> **Do this**: Repeat the material verbatim and drop the pictures.

··········

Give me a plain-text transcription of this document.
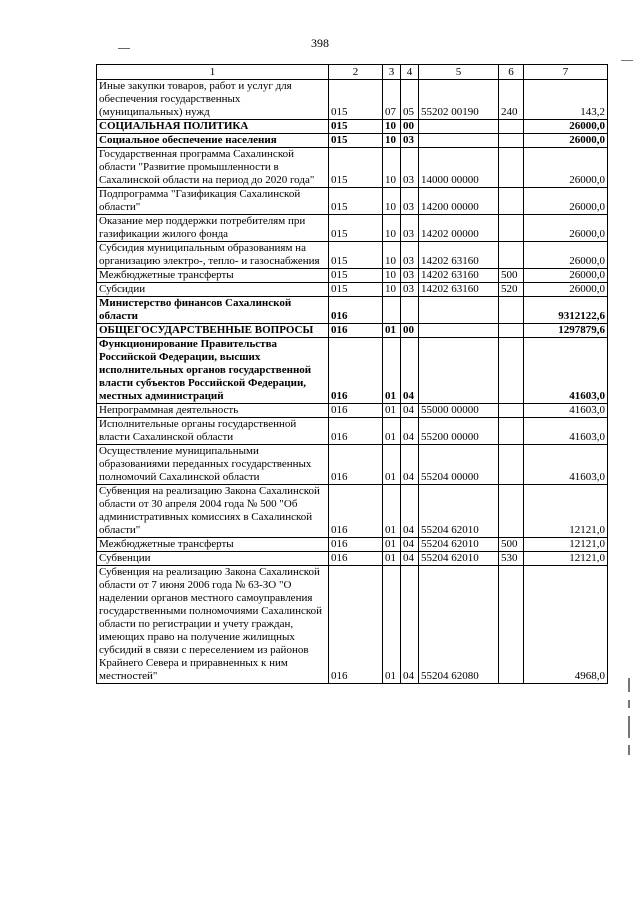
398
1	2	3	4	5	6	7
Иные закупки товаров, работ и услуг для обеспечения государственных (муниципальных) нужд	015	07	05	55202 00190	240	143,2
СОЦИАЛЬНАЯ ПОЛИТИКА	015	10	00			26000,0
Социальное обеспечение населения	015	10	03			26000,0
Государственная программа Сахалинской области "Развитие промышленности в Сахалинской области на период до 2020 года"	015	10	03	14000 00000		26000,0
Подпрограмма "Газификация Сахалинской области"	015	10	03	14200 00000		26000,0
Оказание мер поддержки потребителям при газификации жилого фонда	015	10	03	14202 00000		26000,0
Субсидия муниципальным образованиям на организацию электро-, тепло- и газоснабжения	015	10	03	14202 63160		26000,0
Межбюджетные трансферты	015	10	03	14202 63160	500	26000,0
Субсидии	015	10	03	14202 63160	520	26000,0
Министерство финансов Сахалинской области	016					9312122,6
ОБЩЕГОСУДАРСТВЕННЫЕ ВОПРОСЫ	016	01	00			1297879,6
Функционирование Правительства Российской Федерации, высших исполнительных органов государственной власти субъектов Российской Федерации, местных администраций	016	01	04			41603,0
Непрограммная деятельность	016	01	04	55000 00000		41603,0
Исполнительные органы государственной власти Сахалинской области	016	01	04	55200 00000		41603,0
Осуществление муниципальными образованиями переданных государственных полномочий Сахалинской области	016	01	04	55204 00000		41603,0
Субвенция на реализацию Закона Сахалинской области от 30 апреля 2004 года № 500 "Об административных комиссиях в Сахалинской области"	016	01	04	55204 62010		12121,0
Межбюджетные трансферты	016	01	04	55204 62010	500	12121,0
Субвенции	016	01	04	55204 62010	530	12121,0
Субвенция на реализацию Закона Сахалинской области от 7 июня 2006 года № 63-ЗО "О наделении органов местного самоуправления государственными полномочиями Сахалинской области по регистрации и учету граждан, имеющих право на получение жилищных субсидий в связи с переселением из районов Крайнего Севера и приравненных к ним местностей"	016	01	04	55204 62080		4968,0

··········

> **Solution for this problem**:
Give me a plain-text transcription of this document.
398
1	2	3	4	5	6	7
Иные закупки товаров, работ и услуг для обеспечения государственных (муниципальных) нужд	015	07	05	55202 00190	240	143,2
СОЦИАЛЬНАЯ ПОЛИТИКА	015	10	00			26000,0
Социальное обеспечение населения	015	10	03			26000,0
Государственная программа Сахалинской области "Развитие промышленности в Сахалинской области на период до 2020 года"	015	10	03	14000 00000		26000,0
Подпрограмма "Газификация Сахалинской области"	015	10	03	14200 00000		26000,0
Оказание мер поддержки потребителям при газификации жилого фонда	015	10	03	14202 00000		26000,0
Субсидия муниципальным образованиям на организацию электро-, тепло- и газоснабжения	015	10	03	14202 63160		26000,0
Межбюджетные трансферты	015	10	03	14202 63160	500	26000,0
Субсидии	015	10	03	14202 63160	520	26000,0
Министерство финансов Сахалинской области	016					9312122,6
ОБЩЕГОСУДАРСТВЕННЫЕ ВОПРОСЫ	016	01	00			1297879,6
Функционирование Правительства Российской Федерации, высших исполнительных органов государственной власти субъектов Российской Федерации, местных администраций	016	01	04			41603,0
Непрограммная деятельность	016	01	04	55000 00000		41603,0
Исполнительные органы государственной власти Сахалинской области	016	01	04	55200 00000		41603,0
Осуществление муниципальными образованиями переданных государственных полномочий Сахалинской области	016	01	04	55204 00000		41603,0
Субвенция на реализацию Закона Сахалинской области от 30 апреля 2004 года № 500 "Об административных комиссиях в Сахалинской области"	016	01	04	55204 62010		12121,0
Межбюджетные трансферты	016	01	04	55204 62010	500	12121,0
Субвенции	016	01	04	55204 62010	530	12121,0
Субвенция на реализацию Закона Сахалинской области от 7 июня 2006 года № 63-ЗО "О наделении органов местного самоуправления государственными полномочиями Сахалинской области по регистрации и учету граждан, имеющих право на получение жилищных субсидий в связи с переселением из районов Крайнего Севера и приравненных к ним местностей"	016	01	04	55204 62080		4968,0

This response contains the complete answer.